▶ Task: Pull out every line with the word "loop".

▶ Data in this exercise:
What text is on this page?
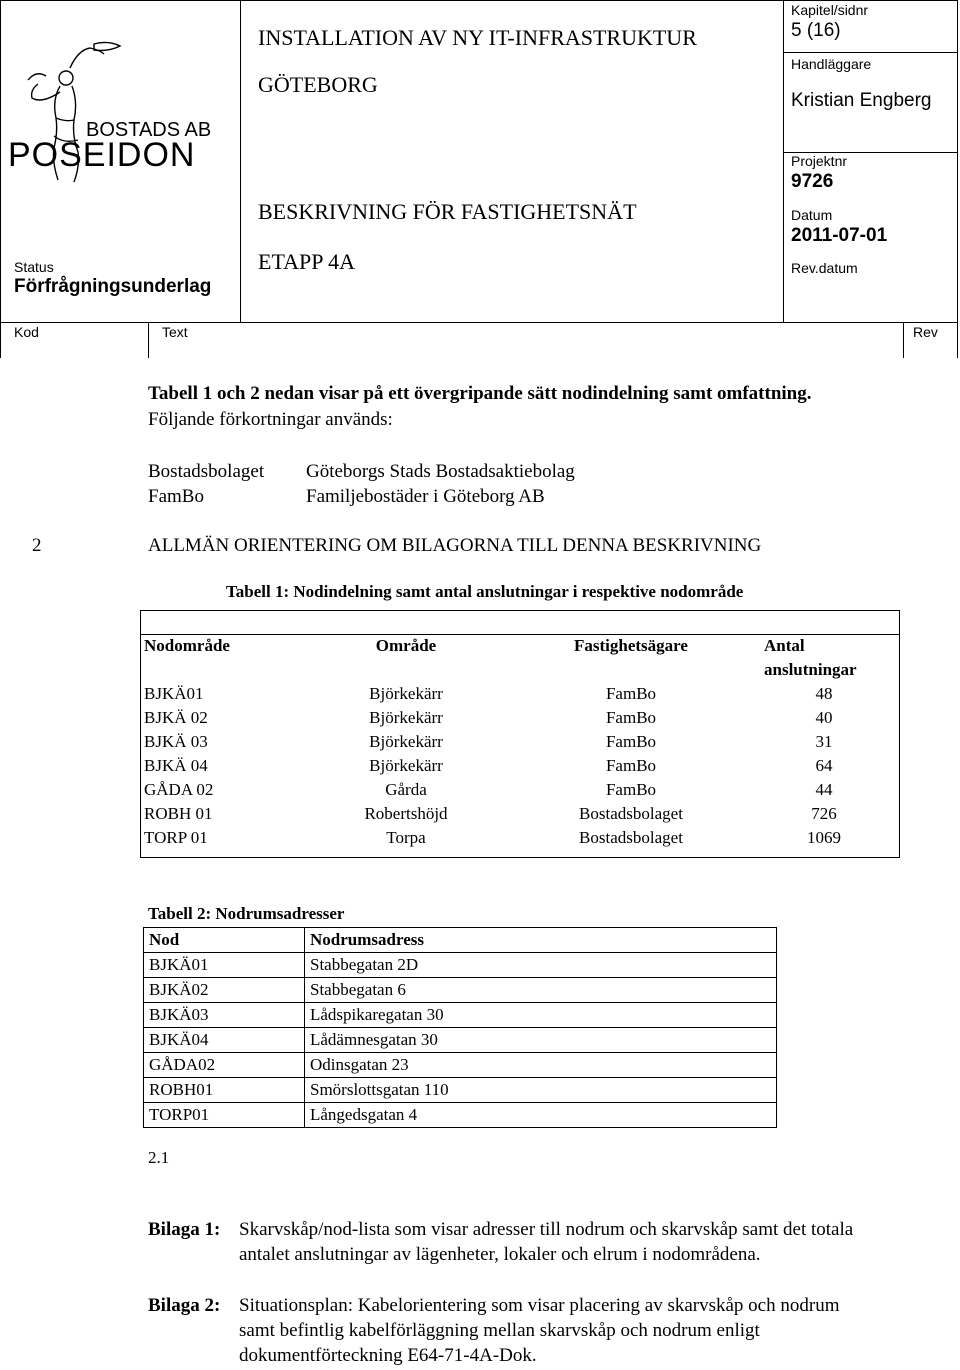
BOSTADS AB
POSEIDON
Status
Förfrågningsunderlag
INSTALLATION AV NY IT-INFRASTRUKTUR
GÖTEBORG
BESKRIVNING FÖR FASTIGHETSNÄT
ETAPP 4A
Kapitel/sidnr
5 (16)
Handläggare
Kristian Engberg
Projektnr
9726
Datum
2011-07-01
Rev.datum
Kod	Text	Rev
Tabell 1 och 2 nedan visar på ett övergripande sätt nodindelning samt omfattning.
Följande förkortningar används:
Bostadsbolaget Göteborgs Stads Bostadsaktiebolag
FamBo	Familjebostäder i Göteborg AB
2	ALLMÄN ORIENTERING OM BILAGORNA TILL DENNA BESKRIVNING
Tabell 1: Nodindelning samt antal anslutningar i respektive nodområde
Nodområde	Område	Fastighetsägare	Antal
anslutningar
BJKÄ01	Björkekärr	FamBo	48
BJKÄ 02	Björkekärr	FamBo	40
BJKÄ 03	Björkekärr	FamBo	31
BJKÄ 04	Björkekärr	FamBo	64
GÅDA 02	Gårda	FamBo	44
ROBH 01	Robertshöjd	Bostadsbolaget	726
TORP 01	Torpa	Bostadsbolaget	1069
Tabell 2: Nodrumsadresser
Nod	Nodrumsadress
BJKÄ01	Stabbegatan 2D
BJKÄ02	Stabbegatan 6
BJKÄ03	Lådspikaregatan 30
BJKÄ04	Lådämnesgatan 30
GÅDA02	Odinsgatan 23
ROBH01	Smörslottsgatan 110
TORP01	Långedsgatan 4
2.1
Bilaga 1: Skarvskåp/nod-lista som visar adresser till nodrum och skarvskåp samt det totala
antalet anslutningar av lägenheter, lokaler och elrum i nodområdena.
Bilaga 2: Situationsplan: Kabelorientering som visar placering av skarvskåp och nodrum
samt befintlig kabelförläggning mellan skarvskåp och nodrum enligt
dokumentförteckning E64-71-4A-Dok.
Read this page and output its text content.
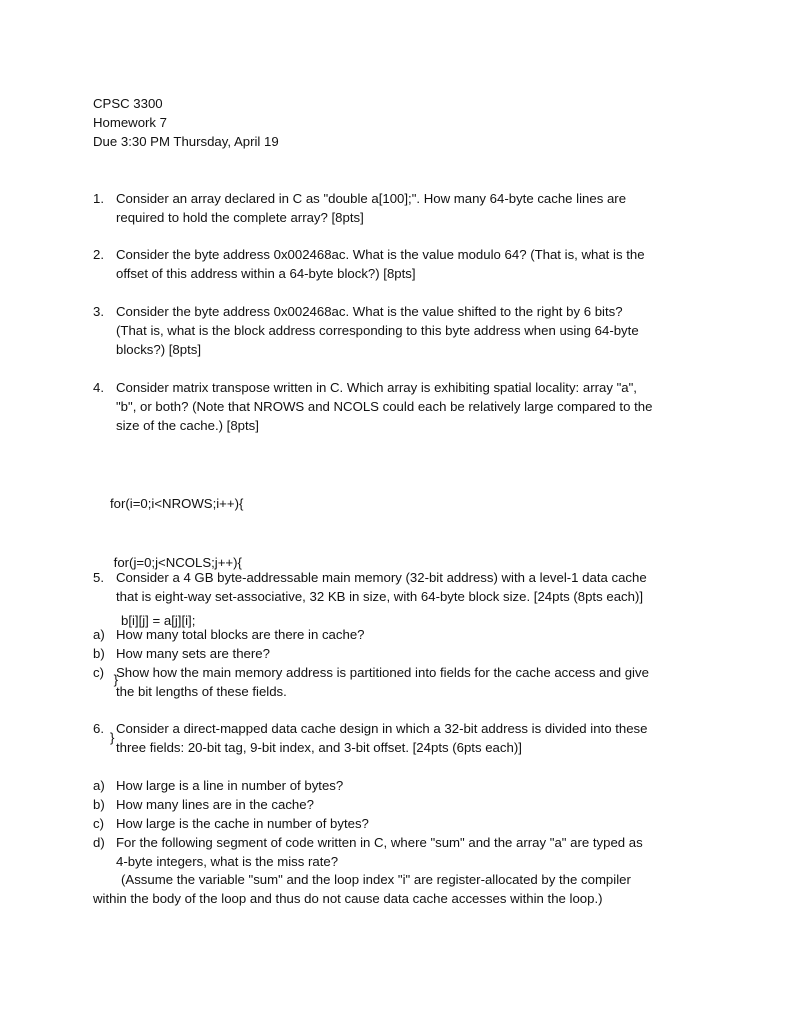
CPSC 3300
Homework 7
Due 3:30 PM Thursday, April 19
1. Consider an array declared in C as "double a[100];". How many 64-byte cache lines are
required to hold the complete array? [8pts]
2. Consider the byte address 0x002468ac. What is the value modulo 64? (That is, what is the
offset of this address within a 64-byte block?) [8pts]
3. Consider the byte address 0x002468ac. What is the value shifted to the right by 6 bits?
(That is, what is the block address corresponding to this byte address when using 64-byte
blocks?) [8pts]
4. Consider matrix transpose written in C. Which array is exhibiting spatial locality: array "a",
"b", or both? (Note that NROWS and NCOLS could each be relatively large compared to the
size of the cache.) [8pts]

for(i=0;i<NROWS;i++){

for(j=0;j<NCOLS;j++){

b[i][j] = a[j][i];

}

}

5. Consider a 4 GB byte-addressable main memory (32-bit address) with a level-1 data cache
that is eight-way set-associative, 32 KB in size, with 64-byte block size. [24pts (8pts each)]
a) How many total blocks are there in cache?
b) How many sets are there?
c) Show how the main memory address is partitioned into fields for the cache access and give
the bit lengths of these fields.
6. Consider a direct-mapped data cache design in which a 32-bit address is divided into these
three fields: 20-bit tag, 9-bit index, and 3-bit offset. [24pts (6pts each)]
a) How large is a line in number of bytes?
b) How many lines are in the cache?
c) How large is the cache in number of bytes?
d) For the following segment of code written in C, where "sum" and the array "a" are typed as
4-byte integers, what is the miss rate?
(Assume the variable "sum" and the loop index "i" are register-allocated by the compiler
within the body of the loop and thus do not cause data cache accesses within the loop.)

▶ Answer for the task:
(Assume the variable "sum" and the loop index "i" are register-allocated by the compiler
within the body of the loop and thus do not cause data cache accesses within the loop.)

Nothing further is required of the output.